▸ **WHAT IS REQUIRED**:
Search the listing below for the string "distracciones" and show each line that contains it.

▸ **MATERIAL TO PROCESS**:
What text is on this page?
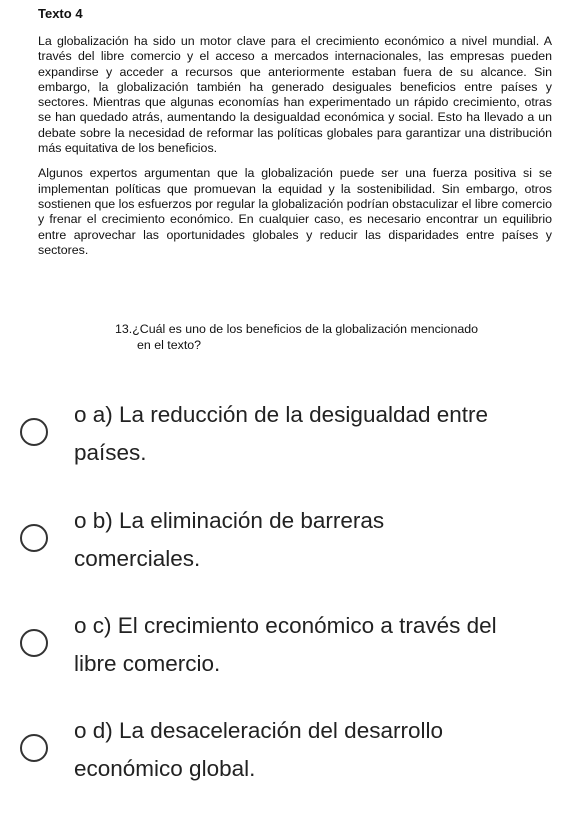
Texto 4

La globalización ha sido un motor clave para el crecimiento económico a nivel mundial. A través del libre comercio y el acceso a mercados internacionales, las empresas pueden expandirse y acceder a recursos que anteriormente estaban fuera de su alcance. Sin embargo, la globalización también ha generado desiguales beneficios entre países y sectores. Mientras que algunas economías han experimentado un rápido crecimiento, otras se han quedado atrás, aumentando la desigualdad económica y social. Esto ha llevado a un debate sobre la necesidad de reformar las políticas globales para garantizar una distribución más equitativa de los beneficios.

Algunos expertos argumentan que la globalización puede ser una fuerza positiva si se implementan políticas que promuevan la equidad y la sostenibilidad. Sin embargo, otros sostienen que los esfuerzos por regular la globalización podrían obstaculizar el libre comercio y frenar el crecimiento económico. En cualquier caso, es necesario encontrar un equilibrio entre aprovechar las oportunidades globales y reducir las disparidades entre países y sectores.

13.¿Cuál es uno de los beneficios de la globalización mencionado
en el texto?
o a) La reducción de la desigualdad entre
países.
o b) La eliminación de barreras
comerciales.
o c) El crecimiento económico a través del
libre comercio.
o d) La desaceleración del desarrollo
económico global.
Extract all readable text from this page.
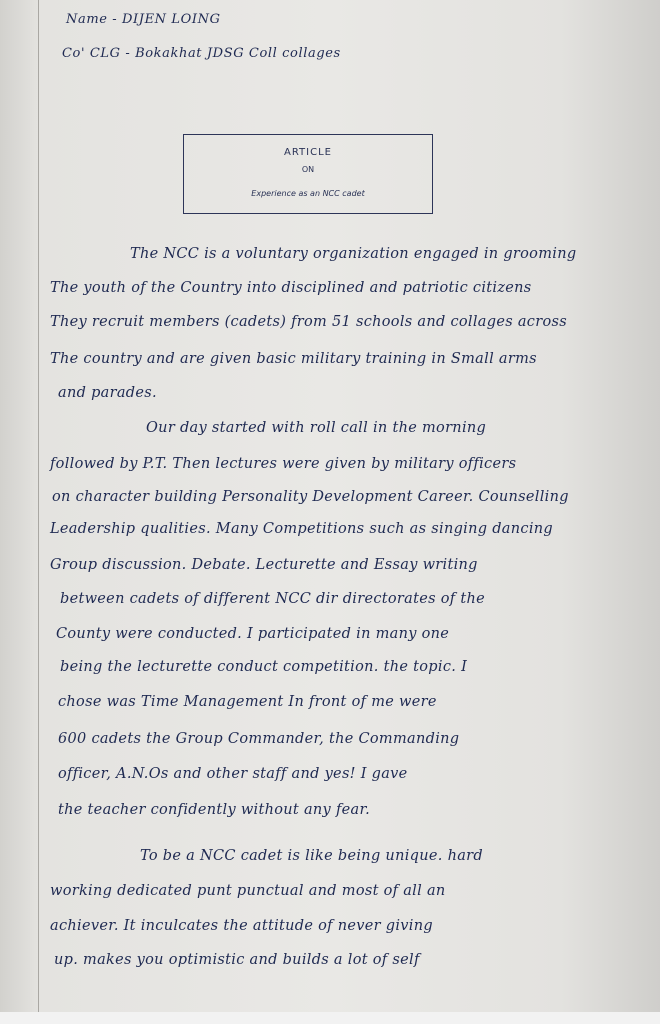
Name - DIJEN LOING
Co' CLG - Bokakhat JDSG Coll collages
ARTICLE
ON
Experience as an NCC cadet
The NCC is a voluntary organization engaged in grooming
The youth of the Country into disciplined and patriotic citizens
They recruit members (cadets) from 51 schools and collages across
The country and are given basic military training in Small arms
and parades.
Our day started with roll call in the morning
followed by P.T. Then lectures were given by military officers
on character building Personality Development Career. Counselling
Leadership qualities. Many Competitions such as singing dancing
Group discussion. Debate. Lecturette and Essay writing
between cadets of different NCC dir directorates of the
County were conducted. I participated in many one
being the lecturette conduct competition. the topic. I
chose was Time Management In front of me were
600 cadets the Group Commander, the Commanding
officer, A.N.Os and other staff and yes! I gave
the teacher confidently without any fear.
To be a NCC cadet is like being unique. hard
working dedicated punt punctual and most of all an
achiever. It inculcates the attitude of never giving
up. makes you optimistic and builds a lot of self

* * *

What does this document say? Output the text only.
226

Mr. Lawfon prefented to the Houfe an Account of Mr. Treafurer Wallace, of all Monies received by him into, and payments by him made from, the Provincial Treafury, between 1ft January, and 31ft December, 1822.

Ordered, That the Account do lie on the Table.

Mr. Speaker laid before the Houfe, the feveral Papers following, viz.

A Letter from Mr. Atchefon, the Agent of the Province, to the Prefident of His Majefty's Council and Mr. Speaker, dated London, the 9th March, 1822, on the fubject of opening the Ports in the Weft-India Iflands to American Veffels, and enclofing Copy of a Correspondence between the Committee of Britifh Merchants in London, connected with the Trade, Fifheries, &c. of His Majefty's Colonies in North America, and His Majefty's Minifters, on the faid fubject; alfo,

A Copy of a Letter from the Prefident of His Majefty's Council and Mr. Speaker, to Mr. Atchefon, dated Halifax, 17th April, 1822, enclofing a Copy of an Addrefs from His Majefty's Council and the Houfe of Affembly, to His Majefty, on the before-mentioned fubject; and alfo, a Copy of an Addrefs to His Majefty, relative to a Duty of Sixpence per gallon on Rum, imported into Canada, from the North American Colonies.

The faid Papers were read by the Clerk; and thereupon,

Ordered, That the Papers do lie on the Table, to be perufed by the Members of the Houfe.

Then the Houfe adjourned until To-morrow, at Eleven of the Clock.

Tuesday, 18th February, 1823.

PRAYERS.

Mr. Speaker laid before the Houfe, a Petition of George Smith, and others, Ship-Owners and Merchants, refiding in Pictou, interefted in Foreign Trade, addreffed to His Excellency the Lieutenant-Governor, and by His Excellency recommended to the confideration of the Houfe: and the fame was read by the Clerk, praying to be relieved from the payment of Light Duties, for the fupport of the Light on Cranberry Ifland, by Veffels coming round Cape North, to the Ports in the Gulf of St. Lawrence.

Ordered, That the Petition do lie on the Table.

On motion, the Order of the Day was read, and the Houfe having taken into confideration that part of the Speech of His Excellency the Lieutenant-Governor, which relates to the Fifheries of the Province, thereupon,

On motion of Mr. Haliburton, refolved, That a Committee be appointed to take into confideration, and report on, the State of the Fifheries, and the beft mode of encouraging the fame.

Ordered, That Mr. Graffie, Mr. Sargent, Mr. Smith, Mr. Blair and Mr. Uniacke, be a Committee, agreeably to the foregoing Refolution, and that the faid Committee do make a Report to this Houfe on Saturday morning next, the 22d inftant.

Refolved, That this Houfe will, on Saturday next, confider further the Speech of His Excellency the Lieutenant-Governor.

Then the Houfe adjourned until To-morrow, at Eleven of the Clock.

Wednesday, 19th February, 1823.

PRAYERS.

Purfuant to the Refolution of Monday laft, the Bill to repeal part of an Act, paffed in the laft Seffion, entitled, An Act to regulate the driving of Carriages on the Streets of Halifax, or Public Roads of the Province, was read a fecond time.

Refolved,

--

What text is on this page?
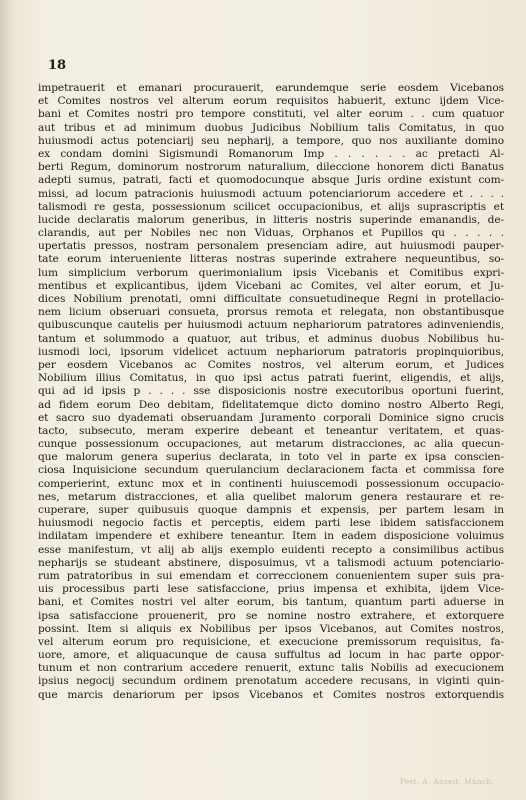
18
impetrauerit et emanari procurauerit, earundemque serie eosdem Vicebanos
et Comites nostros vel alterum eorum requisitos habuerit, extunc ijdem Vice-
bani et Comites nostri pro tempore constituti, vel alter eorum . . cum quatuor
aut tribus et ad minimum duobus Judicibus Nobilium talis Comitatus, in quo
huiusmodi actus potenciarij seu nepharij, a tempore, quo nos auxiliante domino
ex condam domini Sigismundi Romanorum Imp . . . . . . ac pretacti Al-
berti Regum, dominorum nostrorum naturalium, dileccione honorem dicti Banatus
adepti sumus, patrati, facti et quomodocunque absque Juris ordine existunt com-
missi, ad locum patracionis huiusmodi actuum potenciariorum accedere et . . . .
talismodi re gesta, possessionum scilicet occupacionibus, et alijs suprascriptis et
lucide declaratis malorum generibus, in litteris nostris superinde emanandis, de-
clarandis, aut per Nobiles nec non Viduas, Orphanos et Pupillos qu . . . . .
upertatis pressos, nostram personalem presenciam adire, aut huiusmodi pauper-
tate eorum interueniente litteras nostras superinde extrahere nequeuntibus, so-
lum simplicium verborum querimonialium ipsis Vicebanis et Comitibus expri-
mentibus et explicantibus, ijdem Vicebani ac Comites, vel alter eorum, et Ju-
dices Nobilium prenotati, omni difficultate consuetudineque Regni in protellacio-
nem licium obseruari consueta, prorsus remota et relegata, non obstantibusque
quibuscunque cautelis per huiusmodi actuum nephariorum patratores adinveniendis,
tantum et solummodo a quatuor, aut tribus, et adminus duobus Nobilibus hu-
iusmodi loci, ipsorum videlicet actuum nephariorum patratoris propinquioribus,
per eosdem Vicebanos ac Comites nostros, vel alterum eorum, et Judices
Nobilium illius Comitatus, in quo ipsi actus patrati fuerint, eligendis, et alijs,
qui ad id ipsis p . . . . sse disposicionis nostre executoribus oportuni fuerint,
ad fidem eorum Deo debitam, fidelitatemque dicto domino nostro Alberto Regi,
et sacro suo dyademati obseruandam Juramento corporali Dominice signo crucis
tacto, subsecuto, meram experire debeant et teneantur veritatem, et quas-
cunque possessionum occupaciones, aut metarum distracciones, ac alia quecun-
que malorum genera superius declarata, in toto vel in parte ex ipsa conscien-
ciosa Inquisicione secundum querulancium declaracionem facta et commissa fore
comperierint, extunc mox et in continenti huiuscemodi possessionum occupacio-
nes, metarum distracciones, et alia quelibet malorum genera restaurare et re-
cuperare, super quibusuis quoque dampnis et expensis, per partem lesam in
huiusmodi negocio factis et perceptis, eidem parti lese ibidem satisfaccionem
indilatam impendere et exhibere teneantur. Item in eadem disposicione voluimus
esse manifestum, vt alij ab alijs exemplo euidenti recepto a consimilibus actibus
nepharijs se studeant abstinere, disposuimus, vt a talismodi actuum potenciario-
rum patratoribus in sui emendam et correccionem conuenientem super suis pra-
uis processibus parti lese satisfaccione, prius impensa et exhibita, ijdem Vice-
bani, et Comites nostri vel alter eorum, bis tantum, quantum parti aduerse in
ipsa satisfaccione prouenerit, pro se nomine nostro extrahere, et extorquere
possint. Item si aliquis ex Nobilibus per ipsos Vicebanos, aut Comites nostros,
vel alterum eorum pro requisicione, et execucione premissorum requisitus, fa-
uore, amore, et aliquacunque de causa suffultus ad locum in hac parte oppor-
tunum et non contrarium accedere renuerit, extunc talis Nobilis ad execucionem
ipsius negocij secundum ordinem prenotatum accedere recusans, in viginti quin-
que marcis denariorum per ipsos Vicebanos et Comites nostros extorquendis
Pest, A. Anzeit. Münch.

▸ **RESPONSE TO THIS TASK**:
cunque possessionum occupaciones, aut metarum distracciones, ac alia quecun-
nes, metarum distracciones, et alia quelibet malorum genera restaurare et re-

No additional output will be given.